** Request **
Give back each entry unchanged, minus pictures.
Records for the task start
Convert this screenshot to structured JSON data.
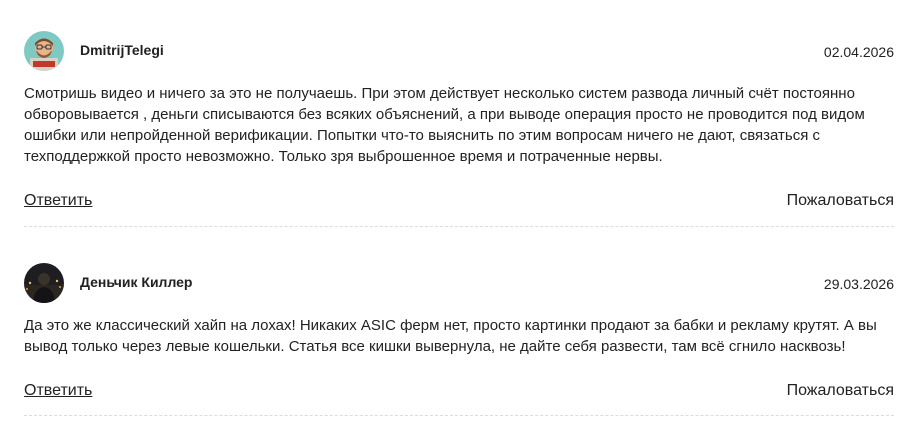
{
  "comments": [
    {
      "author": "DmitrijTelegi",
      "date": "02.04.2026",
      "avatar_icon": "cartoon-man-icon",
      "text": "Смотришь видео и ничего за это не получаешь. При этом действует несколько систем развода личный счёт постоянно обворовывается , деньги списываются без всяких объяснений, а при выводе операция просто не проводится под видом ошибки или непройденной верификации. Попытки что-то выяснить по этим вопросам ничего не дают, связаться с техподдержкой просто невозможно. Только зря выброшенное время и потраченные нервы.",
      "reply_label": "Ответить",
      "complain_label": "Пожаловаться"
    },
    {
      "author": "Деньчик Киллер",
      "date": "29.03.2026",
      "avatar_icon": "night-city-photo-icon",
      "text": "Да это же классический хайп на лохах! Никаких ASIC ферм нет, просто картинки продают за бабки и рекламу крутят. А вы вывод только через левые кошельки. Статья все кишки вывернула, не дайте себя развести, там всё сгнило насквозь!",
      "reply_label": "Ответить",
      "complain_label": "Пожаловаться"
    }
  ]
}
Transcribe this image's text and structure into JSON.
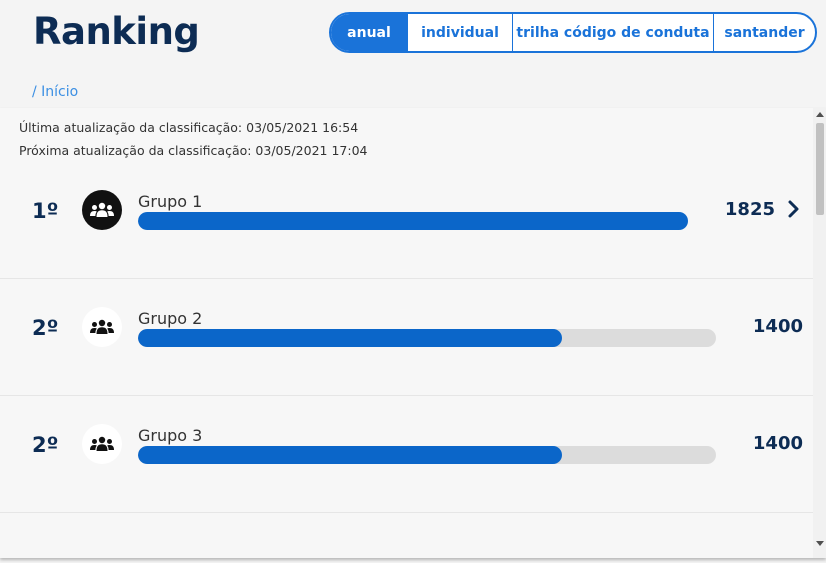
{
  "header": {
    "title": "Ranking"
  },
  "tabs": [
    {
      "label": "anual",
      "active": true
    },
    {
      "label": "individual",
      "active": false
    },
    {
      "label": "trilha código de conduta",
      "active": false
    },
    {
      "label": "santander",
      "active": false
    }
  ],
  "breadcrumb": {
    "label": "/ Início"
  },
  "updates": {
    "last": "Última atualização da classificação: 03/05/2021 16:54",
    "next": "Próxima atualização da classificação: 03/05/2021 17:04"
  },
  "ranking": [
    {
      "position": "1º",
      "name": "Grupo 1",
      "score": "1825",
      "progress": 1.0,
      "icon": "group-icon",
      "has_chevron": true
    },
    {
      "position": "2º",
      "name": "Grupo 2",
      "score": "1400",
      "progress": 0.77,
      "icon": "group-icon",
      "has_chevron": false
    },
    {
      "position": "2º",
      "name": "Grupo 3",
      "score": "1400",
      "progress": 0.77,
      "icon": "group-icon",
      "has_chevron": false
    }
  ],
  "colors": {
    "accent": "#1a73d9",
    "bar": "#0b66c9",
    "title": "#0d2c54"
  }
}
Records for the task end
** Written answer **
Convert this screenshot to structured JSON data.
{
  "comments": [
    {
      "author": "DmitrijTelegi",
      "date": "02.04.2026",
      "avatar_icon": "cartoon-man-icon",
      "text": "Смотришь видео и ничего за это не получаешь. При этом действует несколько систем развода личный счёт постоянно обворовывается , деньги списываются без всяких объяснений, а при выводе операция просто не проводится под видом ошибки или непройденной верификации. Попытки что-то выяснить по этим вопросам ничего не дают, связаться с техподдержкой просто невозможно. Только зря выброшенное время и потраченные нервы.",
      "reply_label": "Ответить",
      "complain_label": "Пожаловаться"
    },
    {
      "author": "Деньчик Киллер",
      "date": "29.03.2026",
      "avatar_icon": "night-city-photo-icon",
      "text": "Да это же классический хайп на лохах! Никаких ASIC ферм нет, просто картинки продают за бабки и рекламу крутят. А вы вывод только через левые кошельки. Статья все кишки вывернула, не дайте себя развести, там всё сгнило насквозь!",
      "reply_label": "Ответить",
      "complain_label": "Пожаловаться"
    }
  ]
}
Transcribe this image's text and structure into JSON.
{
  "header": {
    "title": "Ranking"
  },
  "tabs": [
    {
      "label": "anual",
      "active": true
    },
    {
      "label": "individual",
      "active": false
    },
    {
      "label": "trilha código de conduta",
      "active": false
    },
    {
      "label": "santander",
      "active": false
    }
  ],
  "breadcrumb": {
    "label": "/ Início"
  },
  "updates": {
    "last": "Última atualização da classificação: 03/05/2021 16:54",
    "next": "Próxima atualização da classificação: 03/05/2021 17:04"
  },
  "ranking": [
    {
      "position": "1º",
      "name": "Grupo 1",
      "score": "1825",
      "progress": 1.0,
      "icon": "group-icon",
      "has_chevron": true
    },
    {
      "position": "2º",
      "name": "Grupo 2",
      "score": "1400",
      "progress": 0.77,
      "icon": "group-icon",
      "has_chevron": false
    },
    {
      "position": "2º",
      "name": "Grupo 3",
      "score": "1400",
      "progress": 0.77,
      "icon": "group-icon",
      "has_chevron": false
    }
  ],
  "colors": {
    "accent": "#1a73d9",
    "bar": "#0b66c9",
    "title": "#0d2c54"
  }
}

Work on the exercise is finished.